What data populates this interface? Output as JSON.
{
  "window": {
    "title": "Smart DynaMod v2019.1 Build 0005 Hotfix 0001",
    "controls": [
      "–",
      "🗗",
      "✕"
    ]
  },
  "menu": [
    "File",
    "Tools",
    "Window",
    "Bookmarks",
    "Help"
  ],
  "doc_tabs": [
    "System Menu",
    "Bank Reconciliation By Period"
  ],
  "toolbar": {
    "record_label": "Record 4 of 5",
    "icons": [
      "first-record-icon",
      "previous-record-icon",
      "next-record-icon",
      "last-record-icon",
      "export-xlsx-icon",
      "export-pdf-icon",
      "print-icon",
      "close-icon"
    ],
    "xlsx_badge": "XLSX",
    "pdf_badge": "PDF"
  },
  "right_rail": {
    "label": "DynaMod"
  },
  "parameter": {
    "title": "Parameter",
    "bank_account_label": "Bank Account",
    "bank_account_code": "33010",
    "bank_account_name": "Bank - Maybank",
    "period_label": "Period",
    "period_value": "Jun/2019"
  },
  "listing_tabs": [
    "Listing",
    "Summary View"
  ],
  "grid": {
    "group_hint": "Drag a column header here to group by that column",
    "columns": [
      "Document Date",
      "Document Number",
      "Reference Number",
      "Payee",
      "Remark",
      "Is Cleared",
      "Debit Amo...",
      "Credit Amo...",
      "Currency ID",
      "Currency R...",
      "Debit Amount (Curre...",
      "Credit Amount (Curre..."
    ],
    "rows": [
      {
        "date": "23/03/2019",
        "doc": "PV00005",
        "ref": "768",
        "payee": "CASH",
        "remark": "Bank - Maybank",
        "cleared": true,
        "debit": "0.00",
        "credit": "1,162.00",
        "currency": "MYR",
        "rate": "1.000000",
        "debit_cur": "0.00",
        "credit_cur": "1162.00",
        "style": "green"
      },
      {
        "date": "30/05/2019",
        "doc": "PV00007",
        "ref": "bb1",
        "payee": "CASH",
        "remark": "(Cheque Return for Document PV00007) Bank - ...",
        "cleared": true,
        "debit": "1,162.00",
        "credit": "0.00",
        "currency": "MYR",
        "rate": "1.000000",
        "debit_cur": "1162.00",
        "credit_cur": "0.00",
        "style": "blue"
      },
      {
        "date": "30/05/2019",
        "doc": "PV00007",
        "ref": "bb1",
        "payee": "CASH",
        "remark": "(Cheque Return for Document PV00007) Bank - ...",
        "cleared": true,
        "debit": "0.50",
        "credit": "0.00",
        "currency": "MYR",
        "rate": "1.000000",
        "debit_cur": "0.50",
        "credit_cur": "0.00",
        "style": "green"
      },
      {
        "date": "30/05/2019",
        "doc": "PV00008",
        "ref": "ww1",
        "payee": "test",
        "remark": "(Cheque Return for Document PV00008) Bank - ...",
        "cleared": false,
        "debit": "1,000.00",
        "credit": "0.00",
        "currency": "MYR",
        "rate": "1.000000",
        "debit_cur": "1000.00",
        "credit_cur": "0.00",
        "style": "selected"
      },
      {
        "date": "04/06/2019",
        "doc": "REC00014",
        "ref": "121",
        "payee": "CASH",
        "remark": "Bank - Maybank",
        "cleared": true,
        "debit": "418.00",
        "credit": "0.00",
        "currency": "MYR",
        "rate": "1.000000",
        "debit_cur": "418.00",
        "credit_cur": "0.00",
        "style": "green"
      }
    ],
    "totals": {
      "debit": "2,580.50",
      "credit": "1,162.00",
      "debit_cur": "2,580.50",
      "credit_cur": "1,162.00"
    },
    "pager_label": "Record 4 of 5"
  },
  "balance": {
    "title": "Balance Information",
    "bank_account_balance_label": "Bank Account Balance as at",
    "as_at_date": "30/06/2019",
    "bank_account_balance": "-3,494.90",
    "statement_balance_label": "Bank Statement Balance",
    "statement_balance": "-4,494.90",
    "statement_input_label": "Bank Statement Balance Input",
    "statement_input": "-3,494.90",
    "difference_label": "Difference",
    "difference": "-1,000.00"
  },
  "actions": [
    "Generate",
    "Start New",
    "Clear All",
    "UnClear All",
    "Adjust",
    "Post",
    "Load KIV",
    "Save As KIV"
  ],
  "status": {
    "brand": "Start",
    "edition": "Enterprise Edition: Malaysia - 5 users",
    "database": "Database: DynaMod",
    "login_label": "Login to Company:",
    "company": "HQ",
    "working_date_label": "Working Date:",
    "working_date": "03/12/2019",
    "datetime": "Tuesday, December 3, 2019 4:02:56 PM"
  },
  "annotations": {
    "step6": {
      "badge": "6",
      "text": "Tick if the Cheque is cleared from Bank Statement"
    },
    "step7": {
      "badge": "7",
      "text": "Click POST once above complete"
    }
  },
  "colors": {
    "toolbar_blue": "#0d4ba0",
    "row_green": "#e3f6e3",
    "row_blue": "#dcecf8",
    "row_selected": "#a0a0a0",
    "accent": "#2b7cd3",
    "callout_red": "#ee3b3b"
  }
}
# # # # #
### What the task asks
Restate each record word for word.

### Reply to the exercise
What data populates this interface? Output as JSON.
{
  "window": {
    "title": "Smart DynaMod v2019.1 Build 0005 Hotfix 0001",
    "controls": [
      "–",
      "🗗",
      "✕"
    ]
  },
  "menu": [
    "File",
    "Tools",
    "Window",
    "Bookmarks",
    "Help"
  ],
  "doc_tabs": [
    "System Menu",
    "Bank Reconciliation By Period"
  ],
  "toolbar": {
    "record_label": "Record 4 of 5",
    "icons": [
      "first-record-icon",
      "previous-record-icon",
      "next-record-icon",
      "last-record-icon",
      "export-xlsx-icon",
      "export-pdf-icon",
      "print-icon",
      "close-icon"
    ],
    "xlsx_badge": "XLSX",
    "pdf_badge": "PDF"
  },
  "right_rail": {
    "label": "DynaMod"
  },
  "parameter": {
    "title": "Parameter",
    "bank_account_label": "Bank Account",
    "bank_account_code": "33010",
    "bank_account_name": "Bank - Maybank",
    "period_label": "Period",
    "period_value": "Jun/2019"
  },
  "listing_tabs": [
    "Listing",
    "Summary View"
  ],
  "grid": {
    "group_hint": "Drag a column header here to group by that column",
    "columns": [
      "Document Date",
      "Document Number",
      "Reference Number",
      "Payee",
      "Remark",
      "Is Cleared",
      "Debit Amo...",
      "Credit Amo...",
      "Currency ID",
      "Currency R...",
      "Debit Amount (Curre...",
      "Credit Amount (Curre..."
    ],
    "rows": [
      {
        "date": "23/03/2019",
        "doc": "PV00005",
        "ref": "768",
        "payee": "CASH",
        "remark": "Bank - Maybank",
        "cleared": true,
        "debit": "0.00",
        "credit": "1,162.00",
        "currency": "MYR",
        "rate": "1.000000",
        "debit_cur": "0.00",
        "credit_cur": "1162.00",
        "style": "green"
      },
      {
        "date": "30/05/2019",
        "doc": "PV00007",
        "ref": "bb1",
        "payee": "CASH",
        "remark": "(Cheque Return for Document PV00007) Bank - ...",
        "cleared": true,
        "debit": "1,162.00",
        "credit": "0.00",
        "currency": "MYR",
        "rate": "1.000000",
        "debit_cur": "1162.00",
        "credit_cur": "0.00",
        "style": "blue"
      },
      {
        "date": "30/05/2019",
        "doc": "PV00007",
        "ref": "bb1",
        "payee": "CASH",
        "remark": "(Cheque Return for Document PV00007) Bank - ...",
        "cleared": true,
        "debit": "0.50",
        "credit": "0.00",
        "currency": "MYR",
        "rate": "1.000000",
        "debit_cur": "0.50",
        "credit_cur": "0.00",
        "style": "green"
      },
      {
        "date": "30/05/2019",
        "doc": "PV00008",
        "ref": "ww1",
        "payee": "test",
        "remark": "(Cheque Return for Document PV00008) Bank - ...",
        "cleared": false,
        "debit": "1,000.00",
        "credit": "0.00",
        "currency": "MYR",
        "rate": "1.000000",
        "debit_cur": "1000.00",
        "credit_cur": "0.00",
        "style": "selected"
      },
      {
        "date": "04/06/2019",
        "doc": "REC00014",
        "ref": "121",
        "payee": "CASH",
        "remark": "Bank - Maybank",
        "cleared": true,
        "debit": "418.00",
        "credit": "0.00",
        "currency": "MYR",
        "rate": "1.000000",
        "debit_cur": "418.00",
        "credit_cur": "0.00",
        "style": "green"
      }
    ],
    "totals": {
      "debit": "2,580.50",
      "credit": "1,162.00",
      "debit_cur": "2,580.50",
      "credit_cur": "1,162.00"
    },
    "pager_label": "Record 4 of 5"
  },
  "balance": {
    "title": "Balance Information",
    "bank_account_balance_label": "Bank Account Balance as at",
    "as_at_date": "30/06/2019",
    "bank_account_balance": "-3,494.90",
    "statement_balance_label": "Bank Statement Balance",
    "statement_balance": "-4,494.90",
    "statement_input_label": "Bank Statement Balance Input",
    "statement_input": "-3,494.90",
    "difference_label": "Difference",
    "difference": "-1,000.00"
  },
  "actions": [
    "Generate",
    "Start New",
    "Clear All",
    "UnClear All",
    "Adjust",
    "Post",
    "Load KIV",
    "Save As KIV"
  ],
  "status": {
    "brand": "Start",
    "edition": "Enterprise Edition: Malaysia - 5 users",
    "database": "Database: DynaMod",
    "login_label": "Login to Company:",
    "company": "HQ",
    "working_date_label": "Working Date:",
    "working_date": "03/12/2019",
    "datetime": "Tuesday, December 3, 2019 4:02:56 PM"
  },
  "annotations": {
    "step6": {
      "badge": "6",
      "text": "Tick if the Cheque is cleared from Bank Statement"
    },
    "step7": {
      "badge": "7",
      "text": "Click POST once above complete"
    }
  },
  "colors": {
    "toolbar_blue": "#0d4ba0",
    "row_green": "#e3f6e3",
    "row_blue": "#dcecf8",
    "row_selected": "#a0a0a0",
    "accent": "#2b7cd3",
    "callout_red": "#ee3b3b"
  }
}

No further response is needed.